## Written exercise:
Express the records as a Markdown table with the columns No. and Entry, one row per line, skipping blank lines. Include only the lines starting with the line containing "col-header-localosc: LA1600局発 xyxy=(142,335,206,362)" and going on through the line containing "det-block: DET xyxy=(577,138,617,178)", both included.

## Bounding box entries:
----

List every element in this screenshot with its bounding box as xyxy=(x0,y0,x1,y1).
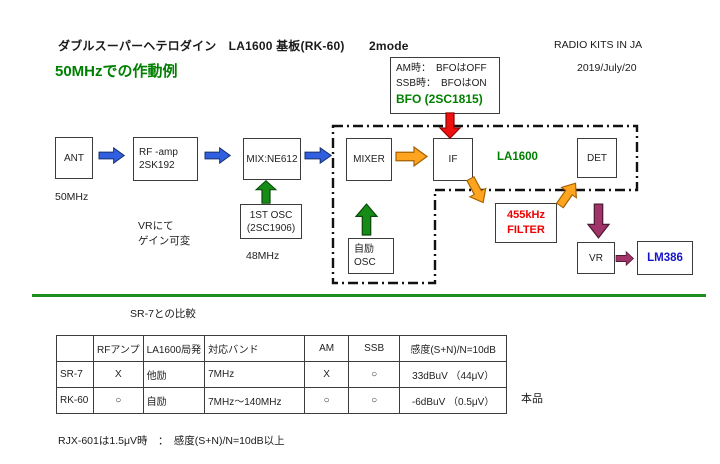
col-header-localosc: LA1600局発 xyxy=(142,335,206,362)
cell-am: X xyxy=(304,361,350,388)
bfo-note-am: AM時： BFOはOFF xyxy=(396,63,487,74)
section-heading: 50MHzでの作動例 xyxy=(55,63,178,80)
mixer-label: MIXER xyxy=(353,154,385,165)
if-block: IF xyxy=(433,138,473,181)
cell-ssb: ○ xyxy=(348,361,401,388)
section-divider xyxy=(32,294,706,297)
cell-model: RK-60 xyxy=(56,387,94,414)
mixer-block: MIXER xyxy=(346,138,392,181)
la1600-chip-label: LA1600 xyxy=(497,151,538,163)
cell-sensitivity: -6dBuV （0.5μV） xyxy=(399,387,508,414)
arrow-rfamp-to-mix-icon xyxy=(204,146,232,165)
det-block: DET xyxy=(577,138,617,178)
osc-freq-label: 48MHz xyxy=(246,250,280,262)
rf-gain-note: VRにて ゲイン可変 xyxy=(138,219,190,249)
cell-band: 7MHz xyxy=(204,361,306,388)
bfo-label: BFO (2SC1815) xyxy=(396,92,483,106)
rf-amp-part: 2SK192 xyxy=(139,160,175,171)
col-header-ssb: SSB xyxy=(348,335,401,362)
rf-amp-label: RF -amp xyxy=(139,147,178,158)
first-osc-label: 1ST OSC xyxy=(249,209,293,221)
arrow-bfo-to-if-icon xyxy=(438,112,462,139)
cell-ssb: ○ xyxy=(348,387,401,414)
cell-rfamp: ○ xyxy=(93,387,144,414)
this-product-note: 本品 xyxy=(521,393,543,405)
cell-band: 7MHz～140MHz xyxy=(204,387,306,414)
lm386-block: LM386 xyxy=(637,241,693,275)
first-osc-block: 1ST OSC (2SC1906) xyxy=(240,204,302,239)
if-label: IF xyxy=(448,154,458,165)
arrow-vr-to-lm386-icon xyxy=(615,250,635,267)
arrow-osc1-to-mix-icon xyxy=(254,180,278,204)
bfo-note-box: AM時： BFOはOFF SSB時： BFOはON BFO (2SC1815) xyxy=(390,57,500,114)
col-header-band: 対応バンド xyxy=(204,335,306,362)
arrow-mixer-to-if-icon xyxy=(395,145,429,168)
self-osc-label2: OSC xyxy=(354,257,376,268)
comparison-table: RFアンプ LA1600局発 対応バンド AM SSB 感度(S+N)/N=10… xyxy=(56,335,508,414)
arrow-selfosc-to-mixer-icon xyxy=(354,203,379,236)
ant-label: ANT xyxy=(64,152,84,164)
rf-gain-note-line2: ゲイン可変 xyxy=(138,235,191,248)
rf-amp-block: RF -amp 2SK192 xyxy=(133,137,198,181)
date-text: 2019/July/20 xyxy=(577,62,637,74)
col-header-am: AM xyxy=(304,335,350,362)
cell-model: SR-7 xyxy=(56,361,94,388)
cell-am: ○ xyxy=(304,387,350,414)
input-freq-label: 50MHz xyxy=(55,191,89,203)
brand-text: RADIO KITS IN JA xyxy=(554,39,643,51)
mix-block: MIX:NE612 xyxy=(243,138,301,180)
cell-localosc: 他励 xyxy=(142,361,206,388)
det-label: DET xyxy=(587,152,607,164)
filter-block: 455kHz FILTER xyxy=(495,203,557,243)
vr-label: VR xyxy=(589,252,603,264)
vr-block: VR xyxy=(577,242,615,274)
first-osc-part: (2SC1906) xyxy=(246,222,296,234)
col-header-rfamp: RFアンプ xyxy=(93,335,144,362)
mix-label: MIX:NE612 xyxy=(246,153,298,165)
page-title: ダブルスーパーヘテロダイン LA1600 基板(RK-60) 2mode xyxy=(58,39,409,53)
table-caption: SR-7との比較 xyxy=(130,308,196,320)
cell-rfamp: X xyxy=(93,361,144,388)
col-header-sensitivity: 感度(S+N)/N=10dB xyxy=(399,335,508,362)
la1600-dashed-outline xyxy=(331,124,639,285)
self-osc-block: 自励 OSC xyxy=(348,238,394,274)
arrow-mix-to-mixer-icon xyxy=(304,146,333,165)
arrow-if-to-filter-icon xyxy=(466,176,487,204)
arrow-ant-to-rfamp-icon xyxy=(98,146,126,165)
filter-freq: 455kHz xyxy=(507,209,545,222)
self-osc-label: 自励 xyxy=(354,244,374,255)
ant-block: ANT xyxy=(55,137,93,179)
arrow-filter-to-det-icon xyxy=(555,182,578,209)
rf-gain-note-line1: VRにて xyxy=(138,220,174,232)
bfo-note-ssb: SSB時： BFOはON xyxy=(396,78,487,89)
filter-label: FILTER xyxy=(507,224,545,236)
cell-sensitivity: 33dBuV （44μV） xyxy=(399,361,508,388)
table-header-row: RFアンプ LA1600局発 対応バンド AM SSB 感度(S+N)/N=10… xyxy=(56,335,508,362)
table-row: SR-7 X 他励 7MHz X ○ 33dBuV （44μV） xyxy=(56,361,508,388)
arrow-det-to-vr-icon xyxy=(586,203,611,239)
cell-localosc: 自励 xyxy=(142,387,206,414)
lm386-label: LM386 xyxy=(647,251,683,264)
footnote: RJX-601は1.5μV時 ： 感度(S+N)/N=10dB以上 xyxy=(58,435,285,447)
table-row: RK-60 ○ 自励 7MHz～140MHz ○ ○ -6dBuV （0.5μV… xyxy=(56,387,508,414)
col-header-name xyxy=(56,335,94,362)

----

## Result of this exercise:
| No. | Entry |
|---|---|
| 1 | col-header-localosc: LA1600局発 xyxy=(142,335,206,362) |
| 2 | cell-am: X xyxy=(304,361,350,388) |
| 3 | bfo-note-am: AM時： BFOはOFF xyxy=(396,63,487,74) |
| 4 | section-heading: 50MHzでの作動例 xyxy=(55,63,178,80) |
| 5 | mixer-label: MIXER xyxy=(353,154,385,165) |
| 6 | if-block: IF xyxy=(433,138,473,181) |
| 7 | cell-ssb: ○ xyxy=(348,361,401,388) |
| 8 | section-divider xyxy=(32,294,706,297) |
| 9 | cell-model: RK-60 xyxy=(56,387,94,414) |
| 10 | mixer-block: MIXER xyxy=(346,138,392,181) |
| 11 | la1600-chip-label: LA1600 xyxy=(497,151,538,163) |
| 12 | cell-sensitivity: -6dBuV （0.5μV） xyxy=(399,387,508,414) |
| 13 | arrow-rfamp-to-mix-icon xyxy=(204,146,232,165) |
| 14 | det-block: DET xyxy=(577,138,617,178) |